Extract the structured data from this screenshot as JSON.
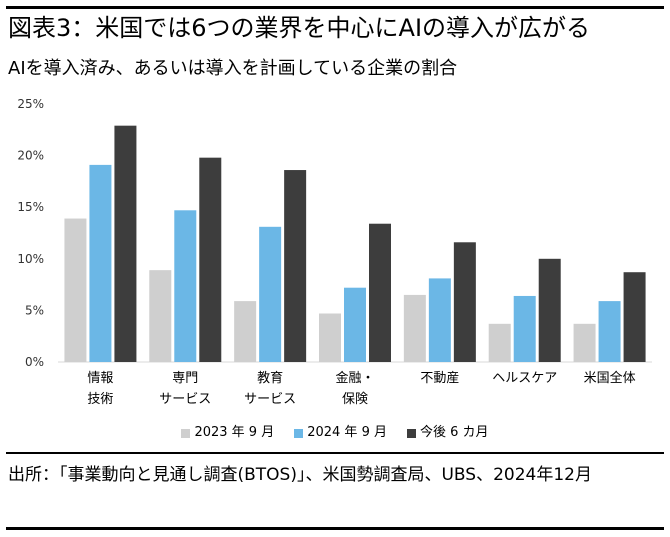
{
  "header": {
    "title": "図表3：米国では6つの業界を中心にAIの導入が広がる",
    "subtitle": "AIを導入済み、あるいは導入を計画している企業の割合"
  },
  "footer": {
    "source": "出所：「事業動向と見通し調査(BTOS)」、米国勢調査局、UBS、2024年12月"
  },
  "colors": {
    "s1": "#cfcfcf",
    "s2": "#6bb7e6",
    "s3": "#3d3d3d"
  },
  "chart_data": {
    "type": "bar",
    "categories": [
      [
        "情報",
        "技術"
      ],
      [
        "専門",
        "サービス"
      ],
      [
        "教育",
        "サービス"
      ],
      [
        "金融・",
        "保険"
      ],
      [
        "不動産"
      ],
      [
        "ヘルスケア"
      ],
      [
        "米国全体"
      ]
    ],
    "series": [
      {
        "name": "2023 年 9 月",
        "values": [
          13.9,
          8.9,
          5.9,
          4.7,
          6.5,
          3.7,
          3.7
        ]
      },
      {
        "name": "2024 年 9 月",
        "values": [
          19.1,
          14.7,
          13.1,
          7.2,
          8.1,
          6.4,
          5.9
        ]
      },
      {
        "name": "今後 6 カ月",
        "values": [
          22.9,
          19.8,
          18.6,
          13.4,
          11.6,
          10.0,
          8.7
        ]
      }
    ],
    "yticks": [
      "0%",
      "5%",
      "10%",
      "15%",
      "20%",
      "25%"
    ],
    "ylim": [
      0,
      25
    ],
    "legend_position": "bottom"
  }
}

* * *

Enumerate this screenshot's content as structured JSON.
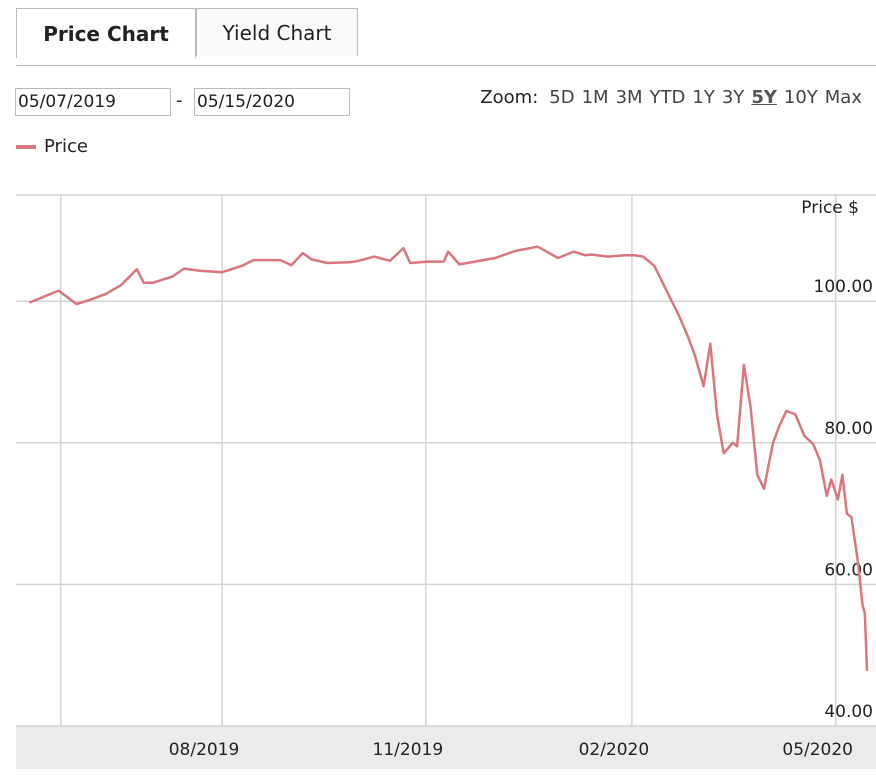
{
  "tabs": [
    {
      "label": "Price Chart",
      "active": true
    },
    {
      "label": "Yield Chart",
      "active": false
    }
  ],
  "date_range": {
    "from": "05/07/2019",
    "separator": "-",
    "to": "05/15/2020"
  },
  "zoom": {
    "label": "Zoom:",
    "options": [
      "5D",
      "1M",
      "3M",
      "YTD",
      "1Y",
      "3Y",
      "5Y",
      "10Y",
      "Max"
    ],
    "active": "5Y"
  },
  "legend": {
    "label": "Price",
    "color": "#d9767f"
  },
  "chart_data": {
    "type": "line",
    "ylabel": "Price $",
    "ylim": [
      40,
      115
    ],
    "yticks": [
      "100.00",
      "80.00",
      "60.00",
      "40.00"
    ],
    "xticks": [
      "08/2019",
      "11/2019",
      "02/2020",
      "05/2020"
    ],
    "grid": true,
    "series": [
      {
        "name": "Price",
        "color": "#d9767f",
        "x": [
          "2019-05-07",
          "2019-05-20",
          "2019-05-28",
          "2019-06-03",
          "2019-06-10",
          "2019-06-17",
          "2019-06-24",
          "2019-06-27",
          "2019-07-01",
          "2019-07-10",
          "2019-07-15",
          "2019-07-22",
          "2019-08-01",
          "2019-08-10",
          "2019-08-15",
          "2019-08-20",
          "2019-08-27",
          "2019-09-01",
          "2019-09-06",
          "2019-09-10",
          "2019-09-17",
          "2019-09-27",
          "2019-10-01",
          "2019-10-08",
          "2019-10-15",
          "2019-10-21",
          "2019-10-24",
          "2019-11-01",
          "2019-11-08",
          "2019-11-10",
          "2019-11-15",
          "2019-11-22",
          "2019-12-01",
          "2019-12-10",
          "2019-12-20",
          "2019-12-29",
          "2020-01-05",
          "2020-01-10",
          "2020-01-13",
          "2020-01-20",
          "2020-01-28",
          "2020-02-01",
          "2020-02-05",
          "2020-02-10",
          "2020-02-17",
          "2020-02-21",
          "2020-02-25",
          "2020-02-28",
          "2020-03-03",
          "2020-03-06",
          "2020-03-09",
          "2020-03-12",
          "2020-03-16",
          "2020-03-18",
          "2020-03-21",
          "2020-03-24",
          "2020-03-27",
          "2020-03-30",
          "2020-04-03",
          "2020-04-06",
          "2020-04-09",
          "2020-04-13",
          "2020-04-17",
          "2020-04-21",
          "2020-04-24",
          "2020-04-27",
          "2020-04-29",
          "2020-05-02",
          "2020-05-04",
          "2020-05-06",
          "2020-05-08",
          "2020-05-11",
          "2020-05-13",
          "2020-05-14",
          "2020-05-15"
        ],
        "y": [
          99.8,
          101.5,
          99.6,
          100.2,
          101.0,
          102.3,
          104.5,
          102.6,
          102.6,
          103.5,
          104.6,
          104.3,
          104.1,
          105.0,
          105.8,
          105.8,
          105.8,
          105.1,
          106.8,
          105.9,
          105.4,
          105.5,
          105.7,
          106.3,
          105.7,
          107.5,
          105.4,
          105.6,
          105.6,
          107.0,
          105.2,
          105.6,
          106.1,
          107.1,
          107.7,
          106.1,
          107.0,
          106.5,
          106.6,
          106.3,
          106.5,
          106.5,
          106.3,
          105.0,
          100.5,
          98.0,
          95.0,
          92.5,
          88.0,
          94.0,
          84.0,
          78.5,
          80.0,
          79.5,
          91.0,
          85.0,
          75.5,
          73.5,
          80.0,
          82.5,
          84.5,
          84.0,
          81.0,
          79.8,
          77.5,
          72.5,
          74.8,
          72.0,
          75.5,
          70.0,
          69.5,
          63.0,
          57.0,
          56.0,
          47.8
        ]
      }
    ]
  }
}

■ Challenge
Extract every line above that contains the word "screenshot".

■ Response to this exercise
Extract the structured data from this screenshot as JSON.
Enumerate this screenshot's content as structured JSON.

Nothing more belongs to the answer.